LISTED RECORDS:
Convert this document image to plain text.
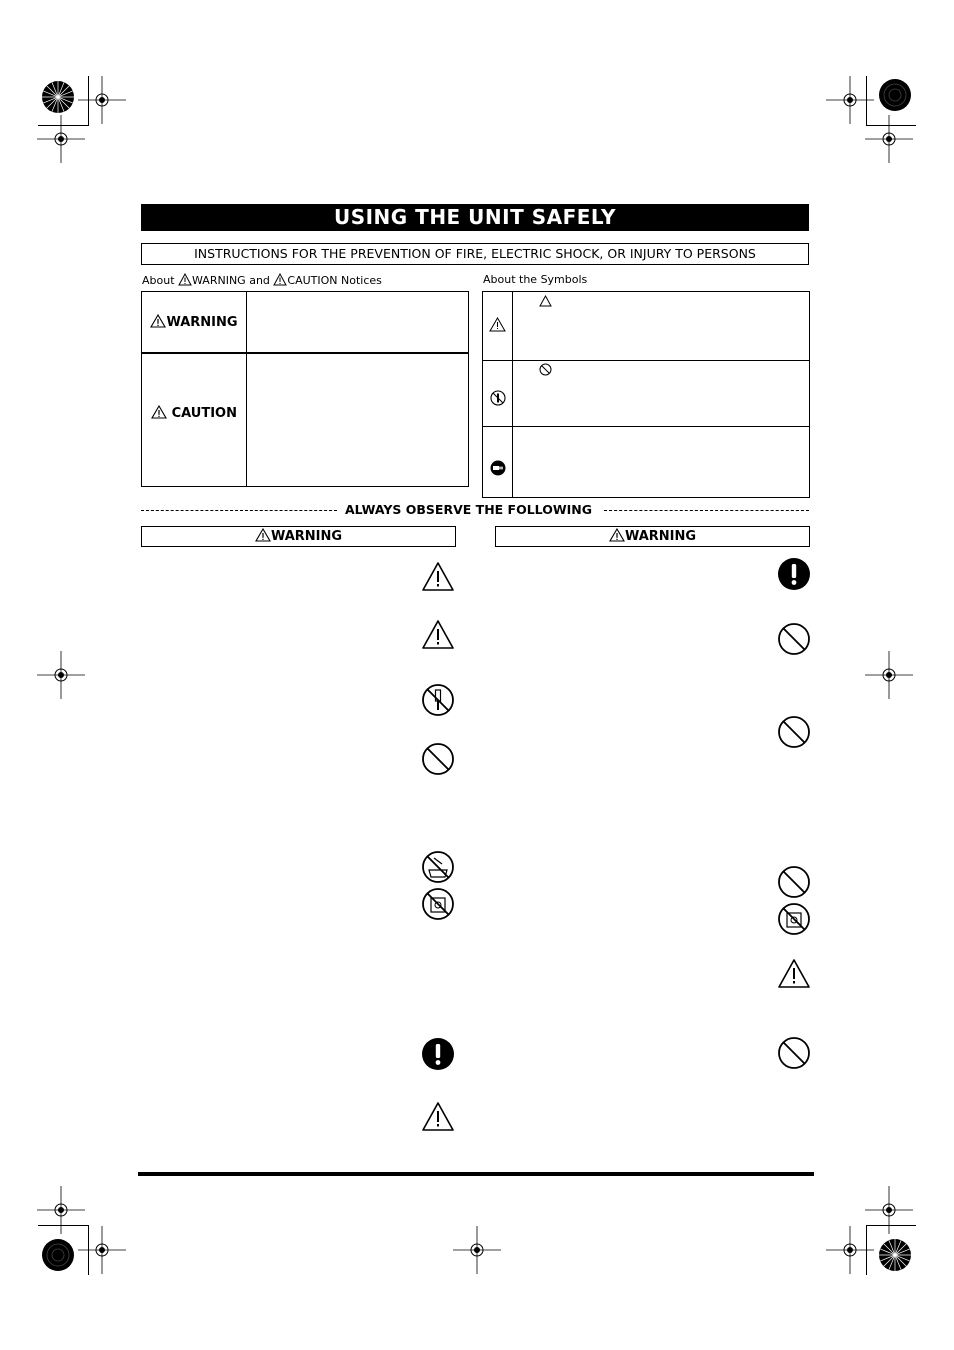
USING THE UNIT SAFELY
INSTRUCTIONS FOR THE PREVENTION OF FIRE, ELECTRIC SHOCK, OR INJURY TO PERSONS
About WARNING and CAUTION Notices
WARNING
CAUTION
About the Symbols
ALWAYS OBSERVE THE FOLLOWING
WARNING	WARNING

WORK REQUIRED: Count every line in the entries above where the word "WARNING" appears; respond with the number alone.

EXERCISE SOLUTION: 3